## Begin

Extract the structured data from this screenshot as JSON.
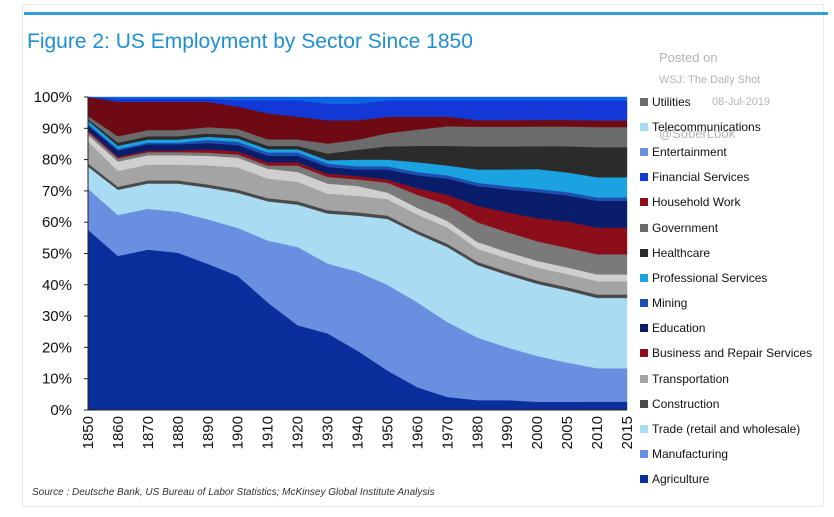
{
  "chart_data": {
    "type": "area",
    "title": "Figure 2: US Employment by Sector Since 1850",
    "source": "Source : Deutsche Bank, US Bureau of Labor Statistics; McKinsey Global Institute Analysis",
    "watermark": [
      "Posted on",
      "WSJ: The Daily Shot",
      "08-Jul-2019",
      "@SoberLook"
    ],
    "stacked": true,
    "ylim": [
      0,
      100
    ],
    "y_ticks": [
      "0%",
      "10%",
      "20%",
      "30%",
      "40%",
      "50%",
      "60%",
      "70%",
      "80%",
      "90%",
      "100%"
    ],
    "x": [
      "1850",
      "1860",
      "1870",
      "1880",
      "1890",
      "1900",
      "1910",
      "1920",
      "1930",
      "1940",
      "1950",
      "1960",
      "1970",
      "1980",
      "1990",
      "2000",
      "2005",
      "2010",
      "2015"
    ],
    "legend_position": "right",
    "series": [
      {
        "name": "Agriculture",
        "color": "#0a2f9c",
        "values": [
          57,
          49,
          51,
          50,
          46,
          42,
          33,
          26,
          23,
          18,
          12,
          7,
          4,
          3,
          3,
          2.5,
          2.5,
          2.5,
          2.5
        ]
      },
      {
        "name": "Manufacturing",
        "color": "#6a8fe0",
        "values": [
          13,
          13,
          13,
          13,
          14,
          15,
          19,
          24,
          21,
          24,
          26,
          26,
          23,
          19,
          16,
          14,
          12,
          10,
          10
        ]
      },
      {
        "name": "Trade (retail and wholesale)",
        "color": "#a9dbf2",
        "values": [
          7,
          8,
          8,
          9,
          10,
          11,
          12,
          13,
          15,
          17,
          20,
          21,
          23,
          22,
          22,
          22,
          22,
          21,
          21
        ]
      },
      {
        "name": "Construction",
        "color": "#4a4a4a",
        "values": [
          1,
          1,
          1,
          1,
          1,
          1,
          1,
          1,
          1,
          1,
          1,
          1,
          1,
          1,
          1,
          1,
          1,
          1,
          1
        ]
      },
      {
        "name": "Transportation",
        "color": "#a4a4a4",
        "values": [
          7,
          5,
          5,
          5,
          6,
          7,
          6,
          6,
          5,
          5,
          5,
          5,
          5,
          4,
          4,
          4,
          4,
          4,
          4
        ]
      },
      {
        "name": "Business and Repair Services",
        "color": "#cfcfcf",
        "values": [
          2,
          3,
          3,
          3,
          3,
          3,
          3,
          3,
          3,
          3,
          2,
          2,
          2,
          2,
          2,
          2,
          2,
          2,
          2
        ]
      },
      {
        "name": "Education",
        "color": "#7a7a7a",
        "values": [
          1,
          1,
          1,
          1,
          1,
          1,
          1,
          2,
          2,
          2,
          3,
          4,
          5,
          6,
          6,
          6,
          6,
          6,
          6
        ]
      },
      {
        "name": "Mining",
        "color": "#8b0e1a",
        "values": [
          0.5,
          0.5,
          0.5,
          0.5,
          1,
          1,
          1,
          1,
          1,
          1,
          1,
          2,
          3,
          5,
          6,
          7,
          8,
          8,
          8
        ]
      },
      {
        "name": "Professional Services",
        "color": "#0a1d6b",
        "values": [
          1.5,
          2,
          2,
          2,
          2,
          2,
          2,
          2,
          2,
          2,
          3,
          4,
          5,
          6,
          7,
          8,
          8,
          8,
          8
        ]
      },
      {
        "name": "Healthcare",
        "color": "#1e4fb0",
        "values": [
          0.5,
          0.5,
          0.5,
          0.5,
          1,
          1,
          1,
          1,
          1,
          1,
          1,
          1,
          1,
          1,
          1,
          1,
          1,
          1,
          1
        ]
      },
      {
        "name": "Government",
        "color": "#1aa3e0",
        "values": [
          1,
          1,
          1,
          1,
          1,
          1,
          1,
          1,
          1,
          2,
          2,
          3,
          3,
          4,
          5,
          6,
          6,
          6,
          6
        ]
      },
      {
        "name": "Household Work",
        "color": "#2b2b2b",
        "values": [
          0.5,
          1,
          1,
          1,
          1,
          1,
          1,
          1,
          2,
          3,
          4,
          5,
          6,
          7,
          7,
          7,
          8,
          9,
          9
        ]
      },
      {
        "name": "Financial Services",
        "color": "#6b6b6b",
        "values": [
          1,
          2,
          2,
          2,
          2,
          2,
          2,
          2,
          3,
          3,
          4,
          5,
          6,
          6,
          6,
          6,
          6,
          6,
          6
        ]
      },
      {
        "name": "Entertainment",
        "color": "#6d0a14",
        "values": [
          6,
          11,
          9,
          9,
          8,
          7,
          8,
          7,
          7,
          6,
          5,
          4,
          3,
          2,
          2,
          2,
          2,
          2,
          2
        ]
      },
      {
        "name": "Telecommunications",
        "color": "#1238d6",
        "values": [
          0,
          1,
          1,
          1,
          1,
          2,
          4,
          5,
          5,
          5,
          5,
          5,
          5,
          6,
          6,
          6,
          6,
          6,
          6
        ]
      },
      {
        "name": "Utilities",
        "color": "#0a66e6",
        "values": [
          0,
          0.5,
          0.5,
          0.5,
          0.5,
          1,
          1,
          1,
          2,
          2,
          1,
          1,
          1,
          1,
          1,
          1,
          1,
          1,
          1
        ]
      }
    ],
    "legend_labels": [
      "Utilities",
      "Telecommunications",
      "Entertainment",
      "Financial Services",
      "Household Work",
      "Government",
      "Healthcare",
      "Professional Services",
      "Mining",
      "Education",
      "Business and Repair Services",
      "Transportation",
      "Construction",
      "Trade (retail and wholesale)",
      "Manufacturing",
      "Agriculture"
    ],
    "legend_colors": [
      "#6b6b6b",
      "#a9dbf2",
      "#6a8fe0",
      "#1238d6",
      "#8b0e1a",
      "#6b6b6b",
      "#2b2b2b",
      "#1aa3e0",
      "#1e4fb0",
      "#0a1d6b",
      "#8b0e1a",
      "#a4a4a4",
      "#4a4a4a",
      "#a9dbf2",
      "#6a8fe0",
      "#0a2f9c"
    ]
  }
}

## End

**Do this**: Pull out every line containing "retail".

**Written answer**:
        "name": "Trade (retail and wholesale)",
      "Trade (retail and wholesale)",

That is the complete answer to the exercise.